» EXERCISE: Extract the lines that carry the string "ὁμιλίες" from the listing.

+--

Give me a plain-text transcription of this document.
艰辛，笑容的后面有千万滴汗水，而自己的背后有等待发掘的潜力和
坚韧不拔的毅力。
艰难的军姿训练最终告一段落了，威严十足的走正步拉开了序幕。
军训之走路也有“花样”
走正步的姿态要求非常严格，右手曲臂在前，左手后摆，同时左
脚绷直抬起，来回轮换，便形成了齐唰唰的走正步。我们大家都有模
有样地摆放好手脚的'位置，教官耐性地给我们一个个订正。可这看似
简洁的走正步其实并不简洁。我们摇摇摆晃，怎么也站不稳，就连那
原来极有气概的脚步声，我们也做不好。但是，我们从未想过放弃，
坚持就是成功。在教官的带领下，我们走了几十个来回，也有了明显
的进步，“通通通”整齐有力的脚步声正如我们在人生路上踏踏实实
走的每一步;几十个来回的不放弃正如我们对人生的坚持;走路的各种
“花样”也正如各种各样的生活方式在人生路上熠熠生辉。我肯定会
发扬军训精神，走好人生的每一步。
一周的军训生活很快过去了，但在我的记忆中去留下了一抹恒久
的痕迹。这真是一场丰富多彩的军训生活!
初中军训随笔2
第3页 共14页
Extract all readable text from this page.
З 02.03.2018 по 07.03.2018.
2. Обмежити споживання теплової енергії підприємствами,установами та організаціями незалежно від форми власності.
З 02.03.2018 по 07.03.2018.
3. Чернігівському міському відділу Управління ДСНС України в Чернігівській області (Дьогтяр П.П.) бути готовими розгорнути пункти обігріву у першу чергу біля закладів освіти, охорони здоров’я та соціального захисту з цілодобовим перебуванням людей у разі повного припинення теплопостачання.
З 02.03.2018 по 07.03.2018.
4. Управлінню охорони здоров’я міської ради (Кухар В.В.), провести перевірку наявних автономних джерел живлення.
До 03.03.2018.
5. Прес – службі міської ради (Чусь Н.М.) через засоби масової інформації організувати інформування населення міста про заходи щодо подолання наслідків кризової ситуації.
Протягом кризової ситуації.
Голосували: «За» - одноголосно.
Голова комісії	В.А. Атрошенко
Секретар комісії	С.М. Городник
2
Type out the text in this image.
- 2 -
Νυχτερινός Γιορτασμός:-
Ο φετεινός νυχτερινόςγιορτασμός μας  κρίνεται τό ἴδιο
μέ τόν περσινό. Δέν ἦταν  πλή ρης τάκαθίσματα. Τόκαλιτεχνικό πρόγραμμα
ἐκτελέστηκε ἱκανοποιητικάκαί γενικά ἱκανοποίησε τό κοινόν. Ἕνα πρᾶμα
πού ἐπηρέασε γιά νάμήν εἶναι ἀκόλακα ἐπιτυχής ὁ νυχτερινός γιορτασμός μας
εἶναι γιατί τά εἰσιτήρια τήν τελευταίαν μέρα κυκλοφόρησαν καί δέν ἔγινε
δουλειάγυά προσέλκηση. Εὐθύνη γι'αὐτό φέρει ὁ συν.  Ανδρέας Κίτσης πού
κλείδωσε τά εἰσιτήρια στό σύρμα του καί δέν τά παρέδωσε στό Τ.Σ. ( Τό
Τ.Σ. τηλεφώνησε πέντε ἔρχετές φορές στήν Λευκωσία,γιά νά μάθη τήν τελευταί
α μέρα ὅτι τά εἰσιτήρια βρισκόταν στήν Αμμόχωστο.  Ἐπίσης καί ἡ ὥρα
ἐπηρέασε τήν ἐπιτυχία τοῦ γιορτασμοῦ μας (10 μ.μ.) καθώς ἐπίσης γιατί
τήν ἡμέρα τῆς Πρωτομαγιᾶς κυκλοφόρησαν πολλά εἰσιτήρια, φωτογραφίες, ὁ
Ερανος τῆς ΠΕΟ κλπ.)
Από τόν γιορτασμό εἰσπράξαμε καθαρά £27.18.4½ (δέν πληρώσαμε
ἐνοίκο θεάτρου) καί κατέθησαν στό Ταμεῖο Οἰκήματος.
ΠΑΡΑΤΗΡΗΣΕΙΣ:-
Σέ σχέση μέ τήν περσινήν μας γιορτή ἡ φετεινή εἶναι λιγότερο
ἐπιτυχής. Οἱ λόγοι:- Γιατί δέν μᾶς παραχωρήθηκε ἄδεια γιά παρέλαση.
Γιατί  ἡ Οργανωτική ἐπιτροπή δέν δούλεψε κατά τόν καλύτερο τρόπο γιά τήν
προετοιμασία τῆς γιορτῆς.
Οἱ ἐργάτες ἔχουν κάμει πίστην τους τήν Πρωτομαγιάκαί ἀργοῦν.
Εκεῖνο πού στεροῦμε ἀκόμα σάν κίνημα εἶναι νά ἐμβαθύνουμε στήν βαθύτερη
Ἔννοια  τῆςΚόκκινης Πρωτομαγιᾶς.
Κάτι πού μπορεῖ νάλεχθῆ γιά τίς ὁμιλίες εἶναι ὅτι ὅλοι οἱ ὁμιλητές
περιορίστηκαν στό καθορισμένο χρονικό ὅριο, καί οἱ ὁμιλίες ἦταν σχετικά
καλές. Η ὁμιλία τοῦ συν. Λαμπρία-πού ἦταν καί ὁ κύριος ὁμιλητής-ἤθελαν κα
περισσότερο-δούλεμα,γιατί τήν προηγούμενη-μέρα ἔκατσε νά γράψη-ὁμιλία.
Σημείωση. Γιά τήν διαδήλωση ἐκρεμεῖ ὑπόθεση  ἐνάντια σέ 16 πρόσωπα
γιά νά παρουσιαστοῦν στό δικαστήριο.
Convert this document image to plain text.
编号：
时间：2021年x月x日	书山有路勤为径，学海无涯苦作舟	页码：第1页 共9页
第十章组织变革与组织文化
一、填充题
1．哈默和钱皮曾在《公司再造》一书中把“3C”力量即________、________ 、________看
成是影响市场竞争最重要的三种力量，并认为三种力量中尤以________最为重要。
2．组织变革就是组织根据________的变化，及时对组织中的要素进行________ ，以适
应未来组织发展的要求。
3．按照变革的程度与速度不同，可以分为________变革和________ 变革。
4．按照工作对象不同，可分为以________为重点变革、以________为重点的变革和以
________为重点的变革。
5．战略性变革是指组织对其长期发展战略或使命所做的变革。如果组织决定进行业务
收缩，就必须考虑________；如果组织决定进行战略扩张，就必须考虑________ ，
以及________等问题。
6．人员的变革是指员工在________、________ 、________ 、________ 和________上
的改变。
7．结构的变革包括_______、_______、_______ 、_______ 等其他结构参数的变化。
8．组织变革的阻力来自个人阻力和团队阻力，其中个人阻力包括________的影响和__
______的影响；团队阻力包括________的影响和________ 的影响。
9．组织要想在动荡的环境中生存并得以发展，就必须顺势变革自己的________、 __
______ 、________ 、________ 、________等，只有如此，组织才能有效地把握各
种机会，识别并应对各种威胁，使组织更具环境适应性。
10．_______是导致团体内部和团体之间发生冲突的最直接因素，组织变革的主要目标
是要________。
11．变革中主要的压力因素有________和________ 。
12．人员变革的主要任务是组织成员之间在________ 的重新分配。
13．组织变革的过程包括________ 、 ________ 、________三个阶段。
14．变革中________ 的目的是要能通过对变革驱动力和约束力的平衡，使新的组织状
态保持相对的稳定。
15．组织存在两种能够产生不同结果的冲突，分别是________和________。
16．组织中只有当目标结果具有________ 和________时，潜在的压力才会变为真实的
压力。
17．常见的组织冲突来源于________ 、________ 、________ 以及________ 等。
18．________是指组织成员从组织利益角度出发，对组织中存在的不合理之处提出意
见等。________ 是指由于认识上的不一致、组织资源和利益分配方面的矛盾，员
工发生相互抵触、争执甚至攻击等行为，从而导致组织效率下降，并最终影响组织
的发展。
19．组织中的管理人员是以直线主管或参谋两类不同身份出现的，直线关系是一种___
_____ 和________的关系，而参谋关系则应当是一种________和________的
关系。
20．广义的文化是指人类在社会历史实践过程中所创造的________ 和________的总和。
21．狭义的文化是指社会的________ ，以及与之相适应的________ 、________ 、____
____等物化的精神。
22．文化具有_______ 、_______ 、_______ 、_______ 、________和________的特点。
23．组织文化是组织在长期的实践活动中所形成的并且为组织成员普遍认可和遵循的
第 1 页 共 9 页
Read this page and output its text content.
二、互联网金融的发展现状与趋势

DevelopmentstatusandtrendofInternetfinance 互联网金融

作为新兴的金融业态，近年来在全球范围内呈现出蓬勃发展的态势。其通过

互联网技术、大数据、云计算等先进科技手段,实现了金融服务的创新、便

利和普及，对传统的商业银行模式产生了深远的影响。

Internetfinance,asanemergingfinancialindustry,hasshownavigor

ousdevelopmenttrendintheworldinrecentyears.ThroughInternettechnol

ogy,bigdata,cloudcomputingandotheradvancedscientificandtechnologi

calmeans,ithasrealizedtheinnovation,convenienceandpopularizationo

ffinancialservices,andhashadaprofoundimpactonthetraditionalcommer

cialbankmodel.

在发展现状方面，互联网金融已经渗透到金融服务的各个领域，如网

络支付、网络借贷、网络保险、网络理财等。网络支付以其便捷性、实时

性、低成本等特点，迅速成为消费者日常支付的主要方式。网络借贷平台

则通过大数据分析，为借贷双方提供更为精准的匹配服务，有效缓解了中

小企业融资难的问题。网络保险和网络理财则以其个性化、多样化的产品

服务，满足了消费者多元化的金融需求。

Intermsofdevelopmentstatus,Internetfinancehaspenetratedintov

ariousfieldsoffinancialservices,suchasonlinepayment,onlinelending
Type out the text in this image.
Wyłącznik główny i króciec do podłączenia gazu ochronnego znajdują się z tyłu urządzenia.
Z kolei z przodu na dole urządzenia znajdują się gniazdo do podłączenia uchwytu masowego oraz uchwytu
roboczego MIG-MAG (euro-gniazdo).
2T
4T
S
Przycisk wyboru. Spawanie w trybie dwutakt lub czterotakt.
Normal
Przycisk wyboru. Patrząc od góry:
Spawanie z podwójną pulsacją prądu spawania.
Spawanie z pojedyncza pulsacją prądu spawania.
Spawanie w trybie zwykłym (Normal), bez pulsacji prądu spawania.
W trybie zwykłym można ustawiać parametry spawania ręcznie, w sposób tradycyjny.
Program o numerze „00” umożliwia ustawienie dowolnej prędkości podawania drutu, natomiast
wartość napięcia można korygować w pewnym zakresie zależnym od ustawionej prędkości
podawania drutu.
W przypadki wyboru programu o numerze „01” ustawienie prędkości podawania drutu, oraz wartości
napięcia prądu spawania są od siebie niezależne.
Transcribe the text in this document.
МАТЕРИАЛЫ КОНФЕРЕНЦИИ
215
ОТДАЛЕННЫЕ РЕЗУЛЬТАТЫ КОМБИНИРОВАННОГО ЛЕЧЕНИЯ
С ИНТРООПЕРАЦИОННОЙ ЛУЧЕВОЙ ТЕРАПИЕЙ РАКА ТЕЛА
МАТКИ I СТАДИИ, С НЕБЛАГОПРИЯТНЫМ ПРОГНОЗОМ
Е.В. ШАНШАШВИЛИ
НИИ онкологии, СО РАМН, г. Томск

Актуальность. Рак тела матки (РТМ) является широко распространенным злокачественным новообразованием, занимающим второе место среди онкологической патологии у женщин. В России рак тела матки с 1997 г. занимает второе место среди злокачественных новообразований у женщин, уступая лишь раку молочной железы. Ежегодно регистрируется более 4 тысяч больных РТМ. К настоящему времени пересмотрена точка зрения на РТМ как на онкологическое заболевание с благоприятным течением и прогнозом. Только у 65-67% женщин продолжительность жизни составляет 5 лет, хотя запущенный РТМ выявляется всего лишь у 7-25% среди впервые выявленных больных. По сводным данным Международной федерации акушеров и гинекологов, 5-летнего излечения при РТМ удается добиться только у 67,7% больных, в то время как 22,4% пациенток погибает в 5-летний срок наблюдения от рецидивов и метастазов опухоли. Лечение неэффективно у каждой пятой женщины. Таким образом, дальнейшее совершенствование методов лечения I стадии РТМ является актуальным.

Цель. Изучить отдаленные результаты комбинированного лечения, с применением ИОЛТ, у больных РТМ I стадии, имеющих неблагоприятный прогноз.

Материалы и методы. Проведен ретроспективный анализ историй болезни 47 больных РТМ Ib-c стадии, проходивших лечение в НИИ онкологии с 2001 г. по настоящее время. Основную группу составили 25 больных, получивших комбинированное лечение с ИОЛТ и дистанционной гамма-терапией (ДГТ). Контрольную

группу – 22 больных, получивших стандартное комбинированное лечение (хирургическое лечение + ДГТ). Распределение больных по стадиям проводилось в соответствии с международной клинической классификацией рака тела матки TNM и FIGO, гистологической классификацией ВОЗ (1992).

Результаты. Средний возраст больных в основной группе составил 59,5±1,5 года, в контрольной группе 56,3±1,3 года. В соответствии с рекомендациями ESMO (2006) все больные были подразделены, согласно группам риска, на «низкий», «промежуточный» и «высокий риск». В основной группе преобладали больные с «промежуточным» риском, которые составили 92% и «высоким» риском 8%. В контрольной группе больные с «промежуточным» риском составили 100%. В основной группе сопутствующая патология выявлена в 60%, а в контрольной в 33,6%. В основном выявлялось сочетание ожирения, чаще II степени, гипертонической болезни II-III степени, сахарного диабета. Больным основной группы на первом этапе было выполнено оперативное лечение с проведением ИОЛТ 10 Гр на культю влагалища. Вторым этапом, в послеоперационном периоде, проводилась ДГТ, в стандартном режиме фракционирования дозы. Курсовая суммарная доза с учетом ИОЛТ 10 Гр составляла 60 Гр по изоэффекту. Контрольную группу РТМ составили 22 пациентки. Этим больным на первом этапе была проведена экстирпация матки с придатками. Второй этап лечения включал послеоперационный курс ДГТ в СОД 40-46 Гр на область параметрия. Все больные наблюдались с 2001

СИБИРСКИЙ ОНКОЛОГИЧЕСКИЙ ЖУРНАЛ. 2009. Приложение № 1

+--

» TASK RESPONSE:
Κάτι πού μπορεῖ νάλεχθῆ γιά τίς ὁμιλίες εἶναι ὅτι ὅλοι οἱ ὁμιλητές
περιορίστηκαν στό καθορισμένο χρονικό ὅριο, καί οἱ ὁμιλίες ἦταν σχετικά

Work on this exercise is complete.